# Data in this exercise start
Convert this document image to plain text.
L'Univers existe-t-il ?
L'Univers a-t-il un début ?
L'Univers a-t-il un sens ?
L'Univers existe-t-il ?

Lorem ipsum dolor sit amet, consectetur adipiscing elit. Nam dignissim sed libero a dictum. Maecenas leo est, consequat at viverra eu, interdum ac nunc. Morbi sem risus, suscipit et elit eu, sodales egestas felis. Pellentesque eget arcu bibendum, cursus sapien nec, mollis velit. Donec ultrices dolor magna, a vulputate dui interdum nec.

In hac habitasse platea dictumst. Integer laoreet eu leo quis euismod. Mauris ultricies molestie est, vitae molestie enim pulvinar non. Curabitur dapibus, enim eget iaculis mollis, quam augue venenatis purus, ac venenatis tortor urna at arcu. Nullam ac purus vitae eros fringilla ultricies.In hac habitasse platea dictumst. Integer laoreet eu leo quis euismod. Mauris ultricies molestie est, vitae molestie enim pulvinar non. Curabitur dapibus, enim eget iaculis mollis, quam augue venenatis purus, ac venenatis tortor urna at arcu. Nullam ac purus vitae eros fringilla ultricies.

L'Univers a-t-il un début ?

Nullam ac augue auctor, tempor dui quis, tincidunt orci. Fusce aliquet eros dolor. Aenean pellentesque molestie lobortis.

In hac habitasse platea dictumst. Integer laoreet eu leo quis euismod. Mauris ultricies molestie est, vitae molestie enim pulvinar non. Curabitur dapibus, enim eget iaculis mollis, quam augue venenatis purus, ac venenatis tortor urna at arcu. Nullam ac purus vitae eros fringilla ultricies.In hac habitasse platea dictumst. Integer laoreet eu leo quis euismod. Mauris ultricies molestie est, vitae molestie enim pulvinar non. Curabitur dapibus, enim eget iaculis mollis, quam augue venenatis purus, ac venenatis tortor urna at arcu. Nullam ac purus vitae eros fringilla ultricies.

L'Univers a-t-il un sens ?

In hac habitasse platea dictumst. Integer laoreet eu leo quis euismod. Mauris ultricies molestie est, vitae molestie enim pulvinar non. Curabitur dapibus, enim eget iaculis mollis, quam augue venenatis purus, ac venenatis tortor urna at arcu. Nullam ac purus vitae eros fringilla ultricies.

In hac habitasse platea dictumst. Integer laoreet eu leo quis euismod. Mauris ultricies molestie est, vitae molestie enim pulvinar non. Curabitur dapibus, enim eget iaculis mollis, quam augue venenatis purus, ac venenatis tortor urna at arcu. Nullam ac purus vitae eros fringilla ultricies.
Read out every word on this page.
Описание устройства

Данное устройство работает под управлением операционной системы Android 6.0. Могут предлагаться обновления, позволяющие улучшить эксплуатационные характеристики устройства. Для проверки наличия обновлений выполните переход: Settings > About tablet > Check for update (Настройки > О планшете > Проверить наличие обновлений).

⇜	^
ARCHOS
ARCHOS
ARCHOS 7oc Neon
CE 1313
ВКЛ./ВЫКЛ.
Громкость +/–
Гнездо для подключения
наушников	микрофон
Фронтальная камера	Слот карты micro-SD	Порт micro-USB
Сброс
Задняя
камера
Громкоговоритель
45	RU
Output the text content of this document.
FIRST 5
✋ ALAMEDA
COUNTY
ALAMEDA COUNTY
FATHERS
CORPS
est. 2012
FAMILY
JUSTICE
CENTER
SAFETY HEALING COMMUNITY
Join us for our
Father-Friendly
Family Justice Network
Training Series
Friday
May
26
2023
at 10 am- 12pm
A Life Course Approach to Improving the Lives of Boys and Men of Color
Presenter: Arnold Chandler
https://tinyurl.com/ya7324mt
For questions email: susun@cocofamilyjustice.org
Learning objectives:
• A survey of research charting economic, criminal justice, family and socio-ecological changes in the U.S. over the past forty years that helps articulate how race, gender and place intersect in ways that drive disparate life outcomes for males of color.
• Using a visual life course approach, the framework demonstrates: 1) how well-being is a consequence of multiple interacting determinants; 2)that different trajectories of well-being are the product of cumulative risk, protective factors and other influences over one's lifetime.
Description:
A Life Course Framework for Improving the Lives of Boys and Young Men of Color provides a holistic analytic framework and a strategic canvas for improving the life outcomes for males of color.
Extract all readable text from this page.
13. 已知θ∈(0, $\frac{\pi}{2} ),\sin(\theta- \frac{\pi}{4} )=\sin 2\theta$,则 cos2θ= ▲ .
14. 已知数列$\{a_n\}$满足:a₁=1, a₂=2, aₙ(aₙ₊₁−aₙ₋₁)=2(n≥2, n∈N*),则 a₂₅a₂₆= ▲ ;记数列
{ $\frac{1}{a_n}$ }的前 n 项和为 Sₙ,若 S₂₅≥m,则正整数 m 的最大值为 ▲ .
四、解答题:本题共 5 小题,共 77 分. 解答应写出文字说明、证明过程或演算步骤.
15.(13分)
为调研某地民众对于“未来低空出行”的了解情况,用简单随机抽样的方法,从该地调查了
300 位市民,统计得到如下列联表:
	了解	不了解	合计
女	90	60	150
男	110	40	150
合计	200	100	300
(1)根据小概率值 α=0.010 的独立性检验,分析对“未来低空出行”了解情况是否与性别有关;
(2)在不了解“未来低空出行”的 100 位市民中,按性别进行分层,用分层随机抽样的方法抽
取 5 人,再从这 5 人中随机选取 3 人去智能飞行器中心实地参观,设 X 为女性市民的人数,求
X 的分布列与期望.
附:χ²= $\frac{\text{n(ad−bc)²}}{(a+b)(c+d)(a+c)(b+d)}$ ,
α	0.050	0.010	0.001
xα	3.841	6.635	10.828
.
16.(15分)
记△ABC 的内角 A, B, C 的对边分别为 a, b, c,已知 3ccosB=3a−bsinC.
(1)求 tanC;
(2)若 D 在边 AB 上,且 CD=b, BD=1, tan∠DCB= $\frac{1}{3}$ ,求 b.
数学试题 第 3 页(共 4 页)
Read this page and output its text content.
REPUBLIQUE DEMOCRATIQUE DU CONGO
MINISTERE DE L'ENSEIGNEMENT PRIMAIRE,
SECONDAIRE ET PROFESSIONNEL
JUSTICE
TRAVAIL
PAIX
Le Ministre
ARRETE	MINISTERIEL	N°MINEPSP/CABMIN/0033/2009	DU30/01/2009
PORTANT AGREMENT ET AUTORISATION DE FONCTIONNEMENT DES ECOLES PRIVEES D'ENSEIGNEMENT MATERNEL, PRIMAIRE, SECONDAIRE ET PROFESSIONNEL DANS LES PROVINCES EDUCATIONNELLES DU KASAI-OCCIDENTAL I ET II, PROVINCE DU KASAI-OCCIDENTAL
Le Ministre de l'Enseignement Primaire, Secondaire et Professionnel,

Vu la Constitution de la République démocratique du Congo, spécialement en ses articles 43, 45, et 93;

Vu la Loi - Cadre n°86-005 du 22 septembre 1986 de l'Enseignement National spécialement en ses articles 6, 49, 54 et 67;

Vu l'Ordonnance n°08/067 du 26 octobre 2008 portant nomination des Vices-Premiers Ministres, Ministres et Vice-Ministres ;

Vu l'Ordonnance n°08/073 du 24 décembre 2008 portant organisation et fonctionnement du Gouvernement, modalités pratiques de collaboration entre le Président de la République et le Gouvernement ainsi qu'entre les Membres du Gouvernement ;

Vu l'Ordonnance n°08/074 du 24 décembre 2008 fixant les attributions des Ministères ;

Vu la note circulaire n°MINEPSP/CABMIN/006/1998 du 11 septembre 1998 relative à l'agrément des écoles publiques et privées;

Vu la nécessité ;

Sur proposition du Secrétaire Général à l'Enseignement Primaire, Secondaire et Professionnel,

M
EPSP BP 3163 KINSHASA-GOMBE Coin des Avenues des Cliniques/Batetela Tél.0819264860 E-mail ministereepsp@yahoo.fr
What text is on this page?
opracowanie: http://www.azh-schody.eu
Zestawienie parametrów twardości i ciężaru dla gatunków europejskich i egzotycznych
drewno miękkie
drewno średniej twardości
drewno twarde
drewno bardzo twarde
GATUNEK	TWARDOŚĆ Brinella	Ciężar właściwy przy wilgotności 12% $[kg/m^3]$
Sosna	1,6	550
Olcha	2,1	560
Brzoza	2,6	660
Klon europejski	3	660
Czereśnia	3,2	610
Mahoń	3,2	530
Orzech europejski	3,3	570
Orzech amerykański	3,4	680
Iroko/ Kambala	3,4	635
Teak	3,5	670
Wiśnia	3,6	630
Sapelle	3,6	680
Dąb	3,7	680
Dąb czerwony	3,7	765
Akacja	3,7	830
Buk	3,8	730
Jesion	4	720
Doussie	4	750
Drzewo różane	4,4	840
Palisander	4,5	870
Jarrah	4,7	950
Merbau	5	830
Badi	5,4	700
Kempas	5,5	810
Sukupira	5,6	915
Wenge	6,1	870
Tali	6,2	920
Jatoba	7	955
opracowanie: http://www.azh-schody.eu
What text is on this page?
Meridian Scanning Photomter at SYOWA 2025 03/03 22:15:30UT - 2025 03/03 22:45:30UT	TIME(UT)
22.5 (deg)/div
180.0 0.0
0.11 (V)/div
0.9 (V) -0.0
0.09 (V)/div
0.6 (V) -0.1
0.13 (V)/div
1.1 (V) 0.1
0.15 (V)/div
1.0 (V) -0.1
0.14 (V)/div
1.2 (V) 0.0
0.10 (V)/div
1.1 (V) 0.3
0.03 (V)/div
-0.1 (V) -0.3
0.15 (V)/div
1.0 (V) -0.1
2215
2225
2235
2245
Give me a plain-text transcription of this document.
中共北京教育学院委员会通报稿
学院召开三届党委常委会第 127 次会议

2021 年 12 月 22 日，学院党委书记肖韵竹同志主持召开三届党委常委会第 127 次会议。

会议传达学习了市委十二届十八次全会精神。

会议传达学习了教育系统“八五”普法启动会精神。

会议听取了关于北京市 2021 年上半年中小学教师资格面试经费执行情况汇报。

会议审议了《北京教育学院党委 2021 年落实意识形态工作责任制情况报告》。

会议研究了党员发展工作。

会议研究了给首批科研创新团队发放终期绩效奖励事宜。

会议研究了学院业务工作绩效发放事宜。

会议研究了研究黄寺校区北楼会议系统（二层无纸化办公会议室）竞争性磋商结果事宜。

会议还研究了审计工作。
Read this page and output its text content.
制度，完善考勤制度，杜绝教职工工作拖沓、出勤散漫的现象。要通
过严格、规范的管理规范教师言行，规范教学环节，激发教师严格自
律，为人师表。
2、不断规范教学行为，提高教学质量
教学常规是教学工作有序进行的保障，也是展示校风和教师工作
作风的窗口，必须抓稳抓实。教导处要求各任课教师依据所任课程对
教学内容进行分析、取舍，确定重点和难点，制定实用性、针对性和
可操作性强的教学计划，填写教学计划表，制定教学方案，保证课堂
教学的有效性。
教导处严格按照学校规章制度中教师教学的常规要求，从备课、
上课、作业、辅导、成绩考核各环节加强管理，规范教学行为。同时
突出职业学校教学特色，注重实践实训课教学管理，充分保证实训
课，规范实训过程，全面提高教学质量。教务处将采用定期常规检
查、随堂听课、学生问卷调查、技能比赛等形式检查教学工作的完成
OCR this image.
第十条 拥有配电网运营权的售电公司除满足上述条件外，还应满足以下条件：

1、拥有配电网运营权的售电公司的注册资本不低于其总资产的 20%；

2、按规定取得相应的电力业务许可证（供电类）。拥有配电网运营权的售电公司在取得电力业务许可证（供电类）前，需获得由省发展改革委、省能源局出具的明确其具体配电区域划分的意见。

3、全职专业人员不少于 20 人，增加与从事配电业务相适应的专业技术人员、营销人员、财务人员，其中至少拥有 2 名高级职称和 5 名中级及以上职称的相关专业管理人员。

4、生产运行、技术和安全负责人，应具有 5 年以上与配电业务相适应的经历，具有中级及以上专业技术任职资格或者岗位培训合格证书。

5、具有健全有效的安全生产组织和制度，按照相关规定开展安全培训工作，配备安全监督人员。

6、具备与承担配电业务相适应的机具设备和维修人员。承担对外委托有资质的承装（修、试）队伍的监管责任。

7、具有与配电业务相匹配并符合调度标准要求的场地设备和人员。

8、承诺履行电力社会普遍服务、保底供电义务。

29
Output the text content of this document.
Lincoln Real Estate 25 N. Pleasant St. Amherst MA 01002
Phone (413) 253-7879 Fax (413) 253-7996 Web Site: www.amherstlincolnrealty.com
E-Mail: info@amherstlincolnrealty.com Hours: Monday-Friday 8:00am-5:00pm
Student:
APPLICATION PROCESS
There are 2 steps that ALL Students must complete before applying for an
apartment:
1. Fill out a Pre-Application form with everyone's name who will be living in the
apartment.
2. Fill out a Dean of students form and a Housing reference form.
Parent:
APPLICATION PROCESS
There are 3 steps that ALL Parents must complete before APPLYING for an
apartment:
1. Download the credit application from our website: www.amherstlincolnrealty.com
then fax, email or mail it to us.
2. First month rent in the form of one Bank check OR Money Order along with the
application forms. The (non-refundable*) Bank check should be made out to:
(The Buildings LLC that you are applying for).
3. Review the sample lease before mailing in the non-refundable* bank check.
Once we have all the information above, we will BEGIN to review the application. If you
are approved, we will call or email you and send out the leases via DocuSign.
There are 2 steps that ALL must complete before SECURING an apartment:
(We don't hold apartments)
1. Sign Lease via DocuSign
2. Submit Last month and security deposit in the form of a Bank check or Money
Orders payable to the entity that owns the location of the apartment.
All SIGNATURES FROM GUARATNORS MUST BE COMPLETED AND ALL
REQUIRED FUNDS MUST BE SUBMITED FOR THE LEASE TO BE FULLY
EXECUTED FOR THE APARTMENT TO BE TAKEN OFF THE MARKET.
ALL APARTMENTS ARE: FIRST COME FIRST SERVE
# Data in this exercise end
§ **Stated exercise**
Locate all lines holding the word "Lives", then copy them out.

§ **Answer in full**
A Life Course Approach to Improving the Lives of Boys and Men of Color
A Life Course Framework for Improving the Lives of Boys and Young Men of Color provides a holistic analytic framework and a strategic canvas for improving the life outcomes for males of color.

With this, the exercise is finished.